Objective: Write out the material again exactly, please, and omit the pictures.
--- START Dataset rows ---
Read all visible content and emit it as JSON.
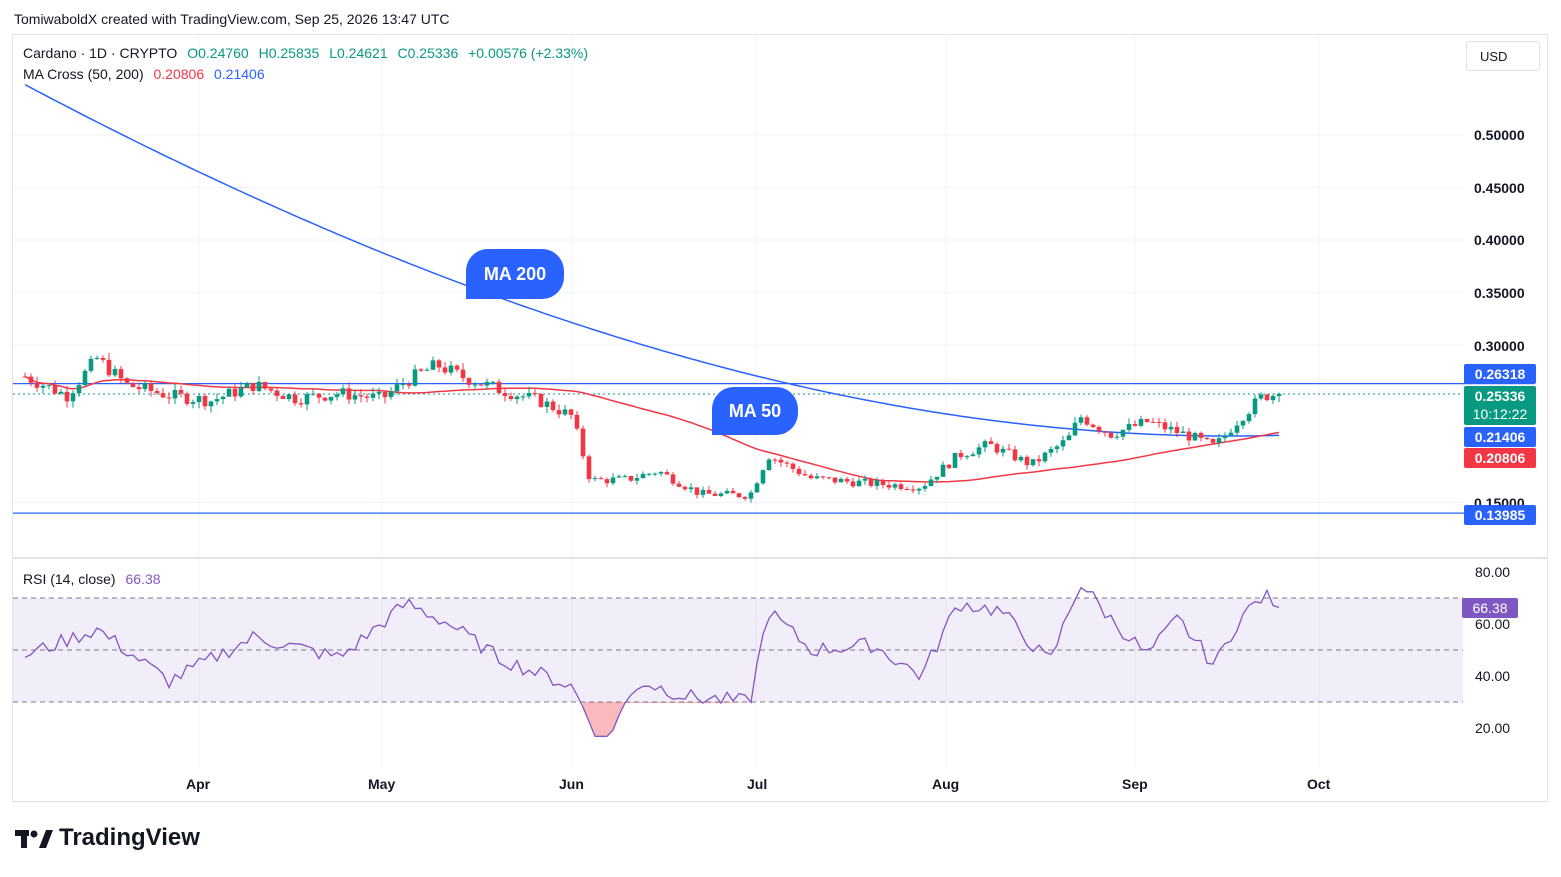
{
  "header": {
    "credit": "TomiwaboldX created with TradingView.com, Sep 25, 2026 13:47 UTC"
  },
  "symbol": {
    "name": "Cardano · 1D · CRYPTO",
    "open": "O0.24760",
    "high": "H0.25835",
    "low": "L0.24621",
    "close": "C0.25336",
    "change": "+0.00576 (+2.33%)"
  },
  "ma_cross": {
    "label": "MA Cross (50, 200)",
    "ma50": "0.20806",
    "ma200": "0.21406"
  },
  "currency_button": "USD",
  "price_axis": [
    "0.50000",
    "0.45000",
    "0.40000",
    "0.35000",
    "0.30000",
    "0.15000"
  ],
  "price_tags": {
    "resistance": "0.26318",
    "last_price": "0.25336",
    "countdown": "10:12:22",
    "ma200": "0.21406",
    "ma50": "0.20806",
    "support": "0.13985"
  },
  "annotations": {
    "ma200": "MA 200",
    "ma50": "MA 50"
  },
  "rsi": {
    "label": "RSI (14, close)",
    "value": "66.38",
    "axis": [
      "80.00",
      "60.00",
      "40.00",
      "20.00"
    ]
  },
  "time_axis": [
    "Apr",
    "May",
    "Jun",
    "Jul",
    "Aug",
    "Sep",
    "Oct"
  ],
  "colors": {
    "up": "#089981",
    "down": "#f23645",
    "ma50": "#f23645",
    "ma200": "#2962ff",
    "rsi": "#7e57c2"
  },
  "branding": "TradingView",
  "chart_data": [
    {
      "type": "candlestick",
      "title": "Cardano · 1D · CRYPTO",
      "y_range": [
        0.139,
        0.53
      ],
      "x_range": [
        "Mar",
        "Oct"
      ],
      "close_path": [
        [
          "Mar 3",
          0.27
        ],
        [
          "Mar 10",
          0.252
        ],
        [
          "Mar 15",
          0.287
        ],
        [
          "Mar 20",
          0.262
        ],
        [
          "Mar 27",
          0.252
        ],
        [
          "Apr 3",
          0.247
        ],
        [
          "Apr 10",
          0.262
        ],
        [
          "Apr 17",
          0.249
        ],
        [
          "Apr 24",
          0.254
        ],
        [
          "May 1",
          0.249
        ],
        [
          "May 5",
          0.266
        ],
        [
          "May 10",
          0.281
        ],
        [
          "May 14",
          0.27
        ],
        [
          "May 20",
          0.258
        ],
        [
          "May 27",
          0.246
        ],
        [
          "Jun 1",
          0.232
        ],
        [
          "Jun 4",
          0.171
        ],
        [
          "Jun 10",
          0.172
        ],
        [
          "Jun 15",
          0.18
        ],
        [
          "Jun 22",
          0.158
        ],
        [
          "Jun 30",
          0.157
        ],
        [
          "Jul 3",
          0.195
        ],
        [
          "Jul 10",
          0.173
        ],
        [
          "Jul 20",
          0.168
        ],
        [
          "Jul 28",
          0.165
        ],
        [
          "Aug 3",
          0.195
        ],
        [
          "Aug 8",
          0.205
        ],
        [
          "Aug 15",
          0.186
        ],
        [
          "Aug 21",
          0.21
        ],
        [
          "Aug 23",
          0.232
        ],
        [
          "Aug 28",
          0.215
        ],
        [
          "Sep 3",
          0.227
        ],
        [
          "Sep 10",
          0.213
        ],
        [
          "Sep 14",
          0.203
        ],
        [
          "Sep 18",
          0.23
        ],
        [
          "Sep 22",
          0.252
        ],
        [
          "Sep 25",
          0.2534
        ]
      ],
      "series": [
        {
          "name": "MA 50",
          "last": 0.20806
        },
        {
          "name": "MA 200",
          "last": 0.21406
        }
      ],
      "horizontal_lines": [
        0.26318,
        0.13985
      ]
    },
    {
      "type": "line",
      "title": "RSI (14, close)",
      "y_range": [
        0,
        100
      ],
      "bands": [
        30,
        50,
        70
      ],
      "path": [
        [
          "Mar 3",
          48
        ],
        [
          "Mar 15",
          58
        ],
        [
          "Mar 27",
          38
        ],
        [
          "Apr 10",
          55
        ],
        [
          "Apr 24",
          47
        ],
        [
          "May 5",
          68
        ],
        [
          "May 12",
          60
        ],
        [
          "May 20",
          47
        ],
        [
          "Jun 1",
          36
        ],
        [
          "Jun 6",
          14
        ],
        [
          "Jun 12",
          38
        ],
        [
          "Jun 20",
          32
        ],
        [
          "Jun 30",
          30
        ],
        [
          "Jul 3",
          65
        ],
        [
          "Jul 10",
          50
        ],
        [
          "Jul 20",
          52
        ],
        [
          "Jul 28",
          40
        ],
        [
          "Aug 3",
          68
        ],
        [
          "Aug 10",
          65
        ],
        [
          "Aug 18",
          45
        ],
        [
          "Aug 23",
          76
        ],
        [
          "Aug 28",
          62
        ],
        [
          "Sep 3",
          48
        ],
        [
          "Sep 8",
          62
        ],
        [
          "Sep 14",
          44
        ],
        [
          "Sep 18",
          62
        ],
        [
          "Sep 22",
          71
        ],
        [
          "Sep 25",
          66.38
        ]
      ]
    }
  ]
}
--- END Dataset rows ---
Worked solution:
Read all visible content and emit it as JSON.
{
  "header": {
    "credit": "TomiwaboldX created with TradingView.com, Sep 25, 2026 13:47 UTC"
  },
  "symbol": {
    "name": "Cardano · 1D · CRYPTO",
    "open": "O0.24760",
    "high": "H0.25835",
    "low": "L0.24621",
    "close": "C0.25336",
    "change": "+0.00576 (+2.33%)"
  },
  "ma_cross": {
    "label": "MA Cross (50, 200)",
    "ma50": "0.20806",
    "ma200": "0.21406"
  },
  "currency_button": "USD",
  "price_axis": [
    "0.50000",
    "0.45000",
    "0.40000",
    "0.35000",
    "0.30000",
    "0.15000"
  ],
  "price_tags": {
    "resistance": "0.26318",
    "last_price": "0.25336",
    "countdown": "10:12:22",
    "ma200": "0.21406",
    "ma50": "0.20806",
    "support": "0.13985"
  },
  "annotations": {
    "ma200": "MA 200",
    "ma50": "MA 50"
  },
  "rsi": {
    "label": "RSI (14, close)",
    "value": "66.38",
    "axis": [
      "80.00",
      "60.00",
      "40.00",
      "20.00"
    ]
  },
  "time_axis": [
    "Apr",
    "May",
    "Jun",
    "Jul",
    "Aug",
    "Sep",
    "Oct"
  ],
  "colors": {
    "up": "#089981",
    "down": "#f23645",
    "ma50": "#f23645",
    "ma200": "#2962ff",
    "rsi": "#7e57c2"
  },
  "branding": "TradingView",
  "chart_data": [
    {
      "type": "candlestick",
      "title": "Cardano · 1D · CRYPTO",
      "y_range": [
        0.139,
        0.53
      ],
      "x_range": [
        "Mar",
        "Oct"
      ],
      "close_path": [
        [
          "Mar 3",
          0.27
        ],
        [
          "Mar 10",
          0.252
        ],
        [
          "Mar 15",
          0.287
        ],
        [
          "Mar 20",
          0.262
        ],
        [
          "Mar 27",
          0.252
        ],
        [
          "Apr 3",
          0.247
        ],
        [
          "Apr 10",
          0.262
        ],
        [
          "Apr 17",
          0.249
        ],
        [
          "Apr 24",
          0.254
        ],
        [
          "May 1",
          0.249
        ],
        [
          "May 5",
          0.266
        ],
        [
          "May 10",
          0.281
        ],
        [
          "May 14",
          0.27
        ],
        [
          "May 20",
          0.258
        ],
        [
          "May 27",
          0.246
        ],
        [
          "Jun 1",
          0.232
        ],
        [
          "Jun 4",
          0.171
        ],
        [
          "Jun 10",
          0.172
        ],
        [
          "Jun 15",
          0.18
        ],
        [
          "Jun 22",
          0.158
        ],
        [
          "Jun 30",
          0.157
        ],
        [
          "Jul 3",
          0.195
        ],
        [
          "Jul 10",
          0.173
        ],
        [
          "Jul 20",
          0.168
        ],
        [
          "Jul 28",
          0.165
        ],
        [
          "Aug 3",
          0.195
        ],
        [
          "Aug 8",
          0.205
        ],
        [
          "Aug 15",
          0.186
        ],
        [
          "Aug 21",
          0.21
        ],
        [
          "Aug 23",
          0.232
        ],
        [
          "Aug 28",
          0.215
        ],
        [
          "Sep 3",
          0.227
        ],
        [
          "Sep 10",
          0.213
        ],
        [
          "Sep 14",
          0.203
        ],
        [
          "Sep 18",
          0.23
        ],
        [
          "Sep 22",
          0.252
        ],
        [
          "Sep 25",
          0.2534
        ]
      ],
      "series": [
        {
          "name": "MA 50",
          "last": 0.20806
        },
        {
          "name": "MA 200",
          "last": 0.21406
        }
      ],
      "horizontal_lines": [
        0.26318,
        0.13985
      ]
    },
    {
      "type": "line",
      "title": "RSI (14, close)",
      "y_range": [
        0,
        100
      ],
      "bands": [
        30,
        50,
        70
      ],
      "path": [
        [
          "Mar 3",
          48
        ],
        [
          "Mar 15",
          58
        ],
        [
          "Mar 27",
          38
        ],
        [
          "Apr 10",
          55
        ],
        [
          "Apr 24",
          47
        ],
        [
          "May 5",
          68
        ],
        [
          "May 12",
          60
        ],
        [
          "May 20",
          47
        ],
        [
          "Jun 1",
          36
        ],
        [
          "Jun 6",
          14
        ],
        [
          "Jun 12",
          38
        ],
        [
          "Jun 20",
          32
        ],
        [
          "Jun 30",
          30
        ],
        [
          "Jul 3",
          65
        ],
        [
          "Jul 10",
          50
        ],
        [
          "Jul 20",
          52
        ],
        [
          "Jul 28",
          40
        ],
        [
          "Aug 3",
          68
        ],
        [
          "Aug 10",
          65
        ],
        [
          "Aug 18",
          45
        ],
        [
          "Aug 23",
          76
        ],
        [
          "Aug 28",
          62
        ],
        [
          "Sep 3",
          48
        ],
        [
          "Sep 8",
          62
        ],
        [
          "Sep 14",
          44
        ],
        [
          "Sep 18",
          62
        ],
        [
          "Sep 22",
          71
        ],
        [
          "Sep 25",
          66.38
        ]
      ]
    }
  ]
}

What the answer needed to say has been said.